[Dataset excerpts]
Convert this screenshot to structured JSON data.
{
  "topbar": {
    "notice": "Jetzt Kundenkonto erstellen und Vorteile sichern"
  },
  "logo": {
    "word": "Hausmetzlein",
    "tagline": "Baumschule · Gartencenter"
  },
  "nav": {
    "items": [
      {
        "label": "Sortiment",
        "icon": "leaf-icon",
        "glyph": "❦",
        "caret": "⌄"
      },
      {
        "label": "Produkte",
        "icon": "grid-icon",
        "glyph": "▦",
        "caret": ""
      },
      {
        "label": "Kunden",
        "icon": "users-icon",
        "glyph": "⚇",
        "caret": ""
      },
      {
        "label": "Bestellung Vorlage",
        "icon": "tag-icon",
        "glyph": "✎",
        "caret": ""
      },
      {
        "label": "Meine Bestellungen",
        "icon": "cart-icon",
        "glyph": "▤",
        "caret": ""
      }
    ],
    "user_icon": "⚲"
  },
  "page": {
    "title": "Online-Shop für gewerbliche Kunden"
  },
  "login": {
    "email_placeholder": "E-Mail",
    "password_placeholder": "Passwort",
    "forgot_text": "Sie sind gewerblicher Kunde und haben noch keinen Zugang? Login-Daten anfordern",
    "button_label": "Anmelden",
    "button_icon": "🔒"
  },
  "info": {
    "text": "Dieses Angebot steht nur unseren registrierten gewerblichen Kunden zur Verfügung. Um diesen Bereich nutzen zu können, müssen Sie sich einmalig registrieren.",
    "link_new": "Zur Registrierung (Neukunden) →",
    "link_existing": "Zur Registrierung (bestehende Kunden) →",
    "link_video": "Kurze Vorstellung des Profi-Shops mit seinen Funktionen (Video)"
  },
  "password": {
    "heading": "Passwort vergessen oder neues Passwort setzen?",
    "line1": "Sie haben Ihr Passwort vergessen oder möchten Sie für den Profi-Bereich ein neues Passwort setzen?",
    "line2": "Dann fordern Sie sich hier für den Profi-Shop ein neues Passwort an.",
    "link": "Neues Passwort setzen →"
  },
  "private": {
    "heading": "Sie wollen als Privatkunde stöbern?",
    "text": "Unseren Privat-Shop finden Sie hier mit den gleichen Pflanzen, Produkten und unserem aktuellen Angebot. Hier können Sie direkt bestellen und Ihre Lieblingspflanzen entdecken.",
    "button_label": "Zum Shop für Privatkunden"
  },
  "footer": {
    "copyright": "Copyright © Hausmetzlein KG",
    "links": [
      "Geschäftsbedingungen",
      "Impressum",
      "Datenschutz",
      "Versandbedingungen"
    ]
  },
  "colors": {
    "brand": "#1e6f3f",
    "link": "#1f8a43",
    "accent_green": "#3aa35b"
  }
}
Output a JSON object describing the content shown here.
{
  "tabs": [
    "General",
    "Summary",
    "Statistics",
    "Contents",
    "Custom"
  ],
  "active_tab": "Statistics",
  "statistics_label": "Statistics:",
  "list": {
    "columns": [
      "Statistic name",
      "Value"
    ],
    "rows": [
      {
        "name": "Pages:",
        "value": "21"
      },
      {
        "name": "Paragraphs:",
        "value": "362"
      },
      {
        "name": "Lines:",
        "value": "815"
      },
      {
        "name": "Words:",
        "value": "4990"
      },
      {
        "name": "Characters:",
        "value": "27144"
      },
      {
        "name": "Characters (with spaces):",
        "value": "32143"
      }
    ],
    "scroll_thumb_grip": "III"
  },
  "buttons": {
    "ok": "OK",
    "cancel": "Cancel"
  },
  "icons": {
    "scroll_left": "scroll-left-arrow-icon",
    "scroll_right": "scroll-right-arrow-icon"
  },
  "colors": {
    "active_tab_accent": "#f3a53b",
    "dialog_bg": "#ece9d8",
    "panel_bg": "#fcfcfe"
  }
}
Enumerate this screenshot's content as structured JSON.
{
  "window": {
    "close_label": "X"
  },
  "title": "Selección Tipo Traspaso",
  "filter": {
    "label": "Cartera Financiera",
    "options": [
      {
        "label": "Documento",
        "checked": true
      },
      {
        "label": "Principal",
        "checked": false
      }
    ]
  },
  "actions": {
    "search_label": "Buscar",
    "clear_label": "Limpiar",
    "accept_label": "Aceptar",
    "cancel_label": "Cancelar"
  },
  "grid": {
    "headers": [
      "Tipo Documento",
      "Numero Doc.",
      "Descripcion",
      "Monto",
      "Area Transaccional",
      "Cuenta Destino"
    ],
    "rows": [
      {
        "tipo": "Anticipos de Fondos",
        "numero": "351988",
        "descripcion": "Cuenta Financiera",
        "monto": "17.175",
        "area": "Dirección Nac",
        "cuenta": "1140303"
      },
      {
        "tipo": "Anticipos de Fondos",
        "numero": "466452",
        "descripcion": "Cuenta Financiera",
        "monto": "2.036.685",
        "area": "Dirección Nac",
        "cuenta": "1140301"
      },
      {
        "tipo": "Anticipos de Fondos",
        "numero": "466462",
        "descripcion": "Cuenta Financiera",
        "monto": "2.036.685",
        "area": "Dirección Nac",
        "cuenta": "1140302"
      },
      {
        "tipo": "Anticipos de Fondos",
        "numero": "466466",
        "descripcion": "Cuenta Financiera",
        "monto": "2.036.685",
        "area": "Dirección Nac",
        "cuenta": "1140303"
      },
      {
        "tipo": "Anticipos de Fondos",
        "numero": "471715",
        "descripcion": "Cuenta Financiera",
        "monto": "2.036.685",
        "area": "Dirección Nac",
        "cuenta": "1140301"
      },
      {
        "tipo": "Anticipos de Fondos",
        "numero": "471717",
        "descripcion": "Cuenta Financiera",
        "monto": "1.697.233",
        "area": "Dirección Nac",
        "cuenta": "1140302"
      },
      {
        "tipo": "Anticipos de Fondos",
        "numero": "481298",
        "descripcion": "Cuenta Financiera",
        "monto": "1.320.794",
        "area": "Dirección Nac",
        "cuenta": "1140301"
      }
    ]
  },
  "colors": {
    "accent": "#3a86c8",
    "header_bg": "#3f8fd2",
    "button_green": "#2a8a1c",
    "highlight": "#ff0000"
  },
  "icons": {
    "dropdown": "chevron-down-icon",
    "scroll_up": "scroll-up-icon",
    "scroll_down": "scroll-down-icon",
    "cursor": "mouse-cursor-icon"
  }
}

WORK TO BE COMPLETED:
Write every entry out again exactly.

ANSWER TO THIS EXERCISE:
Convert this screenshot to structured JSON data.
{
  "topbar": {
    "notice": "Jetzt Kundenkonto erstellen und Vorteile sichern"
  },
  "logo": {
    "word": "Hausmetzlein",
    "tagline": "Baumschule · Gartencenter"
  },
  "nav": {
    "items": [
      {
        "label": "Sortiment",
        "icon": "leaf-icon",
        "glyph": "❦",
        "caret": "⌄"
      },
      {
        "label": "Produkte",
        "icon": "grid-icon",
        "glyph": "▦",
        "caret": ""
      },
      {
        "label": "Kunden",
        "icon": "users-icon",
        "glyph": "⚇",
        "caret": ""
      },
      {
        "label": "Bestellung Vorlage",
        "icon": "tag-icon",
        "glyph": "✎",
        "caret": ""
      },
      {
        "label": "Meine Bestellungen",
        "icon": "cart-icon",
        "glyph": "▤",
        "caret": ""
      }
    ],
    "user_icon": "⚲"
  },
  "page": {
    "title": "Online-Shop für gewerbliche Kunden"
  },
  "login": {
    "email_placeholder": "E-Mail",
    "password_placeholder": "Passwort",
    "forgot_text": "Sie sind gewerblicher Kunde und haben noch keinen Zugang? Login-Daten anfordern",
    "button_label": "Anmelden",
    "button_icon": "🔒"
  },
  "info": {
    "text": "Dieses Angebot steht nur unseren registrierten gewerblichen Kunden zur Verfügung. Um diesen Bereich nutzen zu können, müssen Sie sich einmalig registrieren.",
    "link_new": "Zur Registrierung (Neukunden) →",
    "link_existing": "Zur Registrierung (bestehende Kunden) →",
    "link_video": "Kurze Vorstellung des Profi-Shops mit seinen Funktionen (Video)"
  },
  "password": {
    "heading": "Passwort vergessen oder neues Passwort setzen?",
    "line1": "Sie haben Ihr Passwort vergessen oder möchten Sie für den Profi-Bereich ein neues Passwort setzen?",
    "line2": "Dann fordern Sie sich hier für den Profi-Shop ein neues Passwort an.",
    "link": "Neues Passwort setzen →"
  },
  "private": {
    "heading": "Sie wollen als Privatkunde stöbern?",
    "text": "Unseren Privat-Shop finden Sie hier mit den gleichen Pflanzen, Produkten und unserem aktuellen Angebot. Hier können Sie direkt bestellen und Ihre Lieblingspflanzen entdecken.",
    "button_label": "Zum Shop für Privatkunden"
  },
  "footer": {
    "copyright": "Copyright © Hausmetzlein KG",
    "links": [
      "Geschäftsbedingungen",
      "Impressum",
      "Datenschutz",
      "Versandbedingungen"
    ]
  },
  "colors": {
    "brand": "#1e6f3f",
    "link": "#1f8a43",
    "accent_green": "#3aa35b"
  }
}
Output a JSON object describing the content shown here.
{
  "tabs": [
    "General",
    "Summary",
    "Statistics",
    "Contents",
    "Custom"
  ],
  "active_tab": "Statistics",
  "statistics_label": "Statistics:",
  "list": {
    "columns": [
      "Statistic name",
      "Value"
    ],
    "rows": [
      {
        "name": "Pages:",
        "value": "21"
      },
      {
        "name": "Paragraphs:",
        "value": "362"
      },
      {
        "name": "Lines:",
        "value": "815"
      },
      {
        "name": "Words:",
        "value": "4990"
      },
      {
        "name": "Characters:",
        "value": "27144"
      },
      {
        "name": "Characters (with spaces):",
        "value": "32143"
      }
    ],
    "scroll_thumb_grip": "III"
  },
  "buttons": {
    "ok": "OK",
    "cancel": "Cancel"
  },
  "icons": {
    "scroll_left": "scroll-left-arrow-icon",
    "scroll_right": "scroll-right-arrow-icon"
  },
  "colors": {
    "active_tab_accent": "#f3a53b",
    "dialog_bg": "#ece9d8",
    "panel_bg": "#fcfcfe"
  }
}
Enumerate this screenshot's content as structured JSON.
{
  "window": {
    "close_label": "X"
  },
  "title": "Selección Tipo Traspaso",
  "filter": {
    "label": "Cartera Financiera",
    "options": [
      {
        "label": "Documento",
        "checked": true
      },
      {
        "label": "Principal",
        "checked": false
      }
    ]
  },
  "actions": {
    "search_label": "Buscar",
    "clear_label": "Limpiar",
    "accept_label": "Aceptar",
    "cancel_label": "Cancelar"
  },
  "grid": {
    "headers": [
      "Tipo Documento",
      "Numero Doc.",
      "Descripcion",
      "Monto",
      "Area Transaccional",
      "Cuenta Destino"
    ],
    "rows": [
      {
        "tipo": "Anticipos de Fondos",
        "numero": "351988",
        "descripcion": "Cuenta Financiera",
        "monto": "17.175",
        "area": "Dirección Nac",
        "cuenta": "1140303"
      },
      {
        "tipo": "Anticipos de Fondos",
        "numero": "466452",
        "descripcion": "Cuenta Financiera",
        "monto": "2.036.685",
        "area": "Dirección Nac",
        "cuenta": "1140301"
      },
      {
        "tipo": "Anticipos de Fondos",
        "numero": "466462",
        "descripcion": "Cuenta Financiera",
        "monto": "2.036.685",
        "area": "Dirección Nac",
        "cuenta": "1140302"
      },
      {
        "tipo": "Anticipos de Fondos",
        "numero": "466466",
        "descripcion": "Cuenta Financiera",
        "monto": "2.036.685",
        "area": "Dirección Nac",
        "cuenta": "1140303"
      },
      {
        "tipo": "Anticipos de Fondos",
        "numero": "471715",
        "descripcion": "Cuenta Financiera",
        "monto": "2.036.685",
        "area": "Dirección Nac",
        "cuenta": "1140301"
      },
      {
        "tipo": "Anticipos de Fondos",
        "numero": "471717",
        "descripcion": "Cuenta Financiera",
        "monto": "1.697.233",
        "area": "Dirección Nac",
        "cuenta": "1140302"
      },
      {
        "tipo": "Anticipos de Fondos",
        "numero": "481298",
        "descripcion": "Cuenta Financiera",
        "monto": "1.320.794",
        "area": "Dirección Nac",
        "cuenta": "1140301"
      }
    ]
  },
  "colors": {
    "accent": "#3a86c8",
    "header_bg": "#3f8fd2",
    "button_green": "#2a8a1c",
    "highlight": "#ff0000"
  },
  "icons": {
    "dropdown": "chevron-down-icon",
    "scroll_up": "scroll-up-icon",
    "scroll_down": "scroll-down-icon",
    "cursor": "mouse-cursor-icon"
  }
}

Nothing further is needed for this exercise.